Source material:
☆ ☆ ☆

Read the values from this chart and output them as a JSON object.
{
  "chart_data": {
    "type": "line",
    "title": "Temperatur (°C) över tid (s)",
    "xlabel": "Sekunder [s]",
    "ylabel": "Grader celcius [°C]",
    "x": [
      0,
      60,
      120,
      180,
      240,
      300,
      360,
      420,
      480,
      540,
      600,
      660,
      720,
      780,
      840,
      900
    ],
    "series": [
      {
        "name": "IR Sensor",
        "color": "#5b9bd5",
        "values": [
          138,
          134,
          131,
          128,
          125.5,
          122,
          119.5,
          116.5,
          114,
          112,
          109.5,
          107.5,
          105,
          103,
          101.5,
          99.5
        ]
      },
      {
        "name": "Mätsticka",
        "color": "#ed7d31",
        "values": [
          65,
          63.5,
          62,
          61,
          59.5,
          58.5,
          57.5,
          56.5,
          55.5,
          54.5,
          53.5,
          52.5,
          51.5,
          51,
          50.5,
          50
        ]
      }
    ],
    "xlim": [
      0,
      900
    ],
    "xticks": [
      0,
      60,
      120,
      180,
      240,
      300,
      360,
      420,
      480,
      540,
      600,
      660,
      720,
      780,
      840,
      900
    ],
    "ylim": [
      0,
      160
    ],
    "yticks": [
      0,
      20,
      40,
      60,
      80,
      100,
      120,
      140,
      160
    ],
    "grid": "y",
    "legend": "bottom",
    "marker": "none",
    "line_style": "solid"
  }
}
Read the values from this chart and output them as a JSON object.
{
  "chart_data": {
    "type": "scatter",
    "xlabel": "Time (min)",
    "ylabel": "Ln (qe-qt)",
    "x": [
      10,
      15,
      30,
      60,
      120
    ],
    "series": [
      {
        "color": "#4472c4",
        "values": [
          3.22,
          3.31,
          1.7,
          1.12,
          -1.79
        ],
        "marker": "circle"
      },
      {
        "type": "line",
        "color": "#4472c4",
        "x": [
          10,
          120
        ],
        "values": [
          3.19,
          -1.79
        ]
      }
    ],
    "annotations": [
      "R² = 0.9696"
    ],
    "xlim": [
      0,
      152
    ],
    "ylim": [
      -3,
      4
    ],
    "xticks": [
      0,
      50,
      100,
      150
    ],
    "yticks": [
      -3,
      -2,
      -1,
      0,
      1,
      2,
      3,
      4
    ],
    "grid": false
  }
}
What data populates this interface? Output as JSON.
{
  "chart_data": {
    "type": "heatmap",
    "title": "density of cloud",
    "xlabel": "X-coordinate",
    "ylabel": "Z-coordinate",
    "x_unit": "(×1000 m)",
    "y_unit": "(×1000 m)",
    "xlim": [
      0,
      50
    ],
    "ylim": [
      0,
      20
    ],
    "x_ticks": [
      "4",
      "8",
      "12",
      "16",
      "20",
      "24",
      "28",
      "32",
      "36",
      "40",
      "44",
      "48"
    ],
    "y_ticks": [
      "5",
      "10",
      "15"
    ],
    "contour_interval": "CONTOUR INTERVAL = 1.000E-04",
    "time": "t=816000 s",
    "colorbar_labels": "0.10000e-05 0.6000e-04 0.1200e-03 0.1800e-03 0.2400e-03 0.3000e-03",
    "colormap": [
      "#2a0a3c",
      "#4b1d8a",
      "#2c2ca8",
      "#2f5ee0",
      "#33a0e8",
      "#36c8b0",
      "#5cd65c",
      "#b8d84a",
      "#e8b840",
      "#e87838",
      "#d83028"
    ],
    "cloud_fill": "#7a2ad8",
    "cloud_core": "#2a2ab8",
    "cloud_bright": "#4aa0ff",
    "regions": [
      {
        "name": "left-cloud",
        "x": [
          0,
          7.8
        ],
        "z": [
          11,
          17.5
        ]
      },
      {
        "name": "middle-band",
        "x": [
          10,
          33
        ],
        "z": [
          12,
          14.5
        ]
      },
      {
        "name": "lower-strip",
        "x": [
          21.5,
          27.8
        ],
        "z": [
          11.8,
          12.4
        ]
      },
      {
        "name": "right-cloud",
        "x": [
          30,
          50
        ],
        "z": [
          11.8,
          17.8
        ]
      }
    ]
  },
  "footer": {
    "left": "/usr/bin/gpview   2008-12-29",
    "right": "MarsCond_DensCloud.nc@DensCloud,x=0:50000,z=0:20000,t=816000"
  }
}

☆ ☆ ☆

Written request: Reproduce the records above exactly.

In response:
Read the values from this chart and output them as a JSON object.
{
  "chart_data": {
    "type": "line",
    "title": "Temperatur (°C) över tid (s)",
    "xlabel": "Sekunder [s]",
    "ylabel": "Grader celcius [°C]",
    "x": [
      0,
      60,
      120,
      180,
      240,
      300,
      360,
      420,
      480,
      540,
      600,
      660,
      720,
      780,
      840,
      900
    ],
    "series": [
      {
        "name": "IR Sensor",
        "color": "#5b9bd5",
        "values": [
          138,
          134,
          131,
          128,
          125.5,
          122,
          119.5,
          116.5,
          114,
          112,
          109.5,
          107.5,
          105,
          103,
          101.5,
          99.5
        ]
      },
      {
        "name": "Mätsticka",
        "color": "#ed7d31",
        "values": [
          65,
          63.5,
          62,
          61,
          59.5,
          58.5,
          57.5,
          56.5,
          55.5,
          54.5,
          53.5,
          52.5,
          51.5,
          51,
          50.5,
          50
        ]
      }
    ],
    "xlim": [
      0,
      900
    ],
    "xticks": [
      0,
      60,
      120,
      180,
      240,
      300,
      360,
      420,
      480,
      540,
      600,
      660,
      720,
      780,
      840,
      900
    ],
    "ylim": [
      0,
      160
    ],
    "yticks": [
      0,
      20,
      40,
      60,
      80,
      100,
      120,
      140,
      160
    ],
    "grid": "y",
    "legend": "bottom",
    "marker": "none",
    "line_style": "solid"
  }
}
Read the values from this chart and output them as a JSON object.
{
  "chart_data": {
    "type": "scatter",
    "xlabel": "Time (min)",
    "ylabel": "Ln (qe-qt)",
    "x": [
      10,
      15,
      30,
      60,
      120
    ],
    "series": [
      {
        "color": "#4472c4",
        "values": [
          3.22,
          3.31,
          1.7,
          1.12,
          -1.79
        ],
        "marker": "circle"
      },
      {
        "type": "line",
        "color": "#4472c4",
        "x": [
          10,
          120
        ],
        "values": [
          3.19,
          -1.79
        ]
      }
    ],
    "annotations": [
      "R² = 0.9696"
    ],
    "xlim": [
      0,
      152
    ],
    "ylim": [
      -3,
      4
    ],
    "xticks": [
      0,
      50,
      100,
      150
    ],
    "yticks": [
      -3,
      -2,
      -1,
      0,
      1,
      2,
      3,
      4
    ],
    "grid": false
  }
}
What data populates this interface? Output as JSON.
{
  "chart_data": {
    "type": "heatmap",
    "title": "density of cloud",
    "xlabel": "X-coordinate",
    "ylabel": "Z-coordinate",
    "x_unit": "(×1000 m)",
    "y_unit": "(×1000 m)",
    "xlim": [
      0,
      50
    ],
    "ylim": [
      0,
      20
    ],
    "x_ticks": [
      "4",
      "8",
      "12",
      "16",
      "20",
      "24",
      "28",
      "32",
      "36",
      "40",
      "44",
      "48"
    ],
    "y_ticks": [
      "5",
      "10",
      "15"
    ],
    "contour_interval": "CONTOUR INTERVAL = 1.000E-04",
    "time": "t=816000 s",
    "colorbar_labels": "0.10000e-05 0.6000e-04 0.1200e-03 0.1800e-03 0.2400e-03 0.3000e-03",
    "colormap": [
      "#2a0a3c",
      "#4b1d8a",
      "#2c2ca8",
      "#2f5ee0",
      "#33a0e8",
      "#36c8b0",
      "#5cd65c",
      "#b8d84a",
      "#e8b840",
      "#e87838",
      "#d83028"
    ],
    "cloud_fill": "#7a2ad8",
    "cloud_core": "#2a2ab8",
    "cloud_bright": "#4aa0ff",
    "regions": [
      {
        "name": "left-cloud",
        "x": [
          0,
          7.8
        ],
        "z": [
          11,
          17.5
        ]
      },
      {
        "name": "middle-band",
        "x": [
          10,
          33
        ],
        "z": [
          12,
          14.5
        ]
      },
      {
        "name": "lower-strip",
        "x": [
          21.5,
          27.8
        ],
        "z": [
          11.8,
          12.4
        ]
      },
      {
        "name": "right-cloud",
        "x": [
          30,
          50
        ],
        "z": [
          11.8,
          17.8
        ]
      }
    ]
  },
  "footer": {
    "left": "/usr/bin/gpview   2008-12-29",
    "right": "MarsCond_DensCloud.nc@DensCloud,x=0:50000,z=0:20000,t=816000"
  }
}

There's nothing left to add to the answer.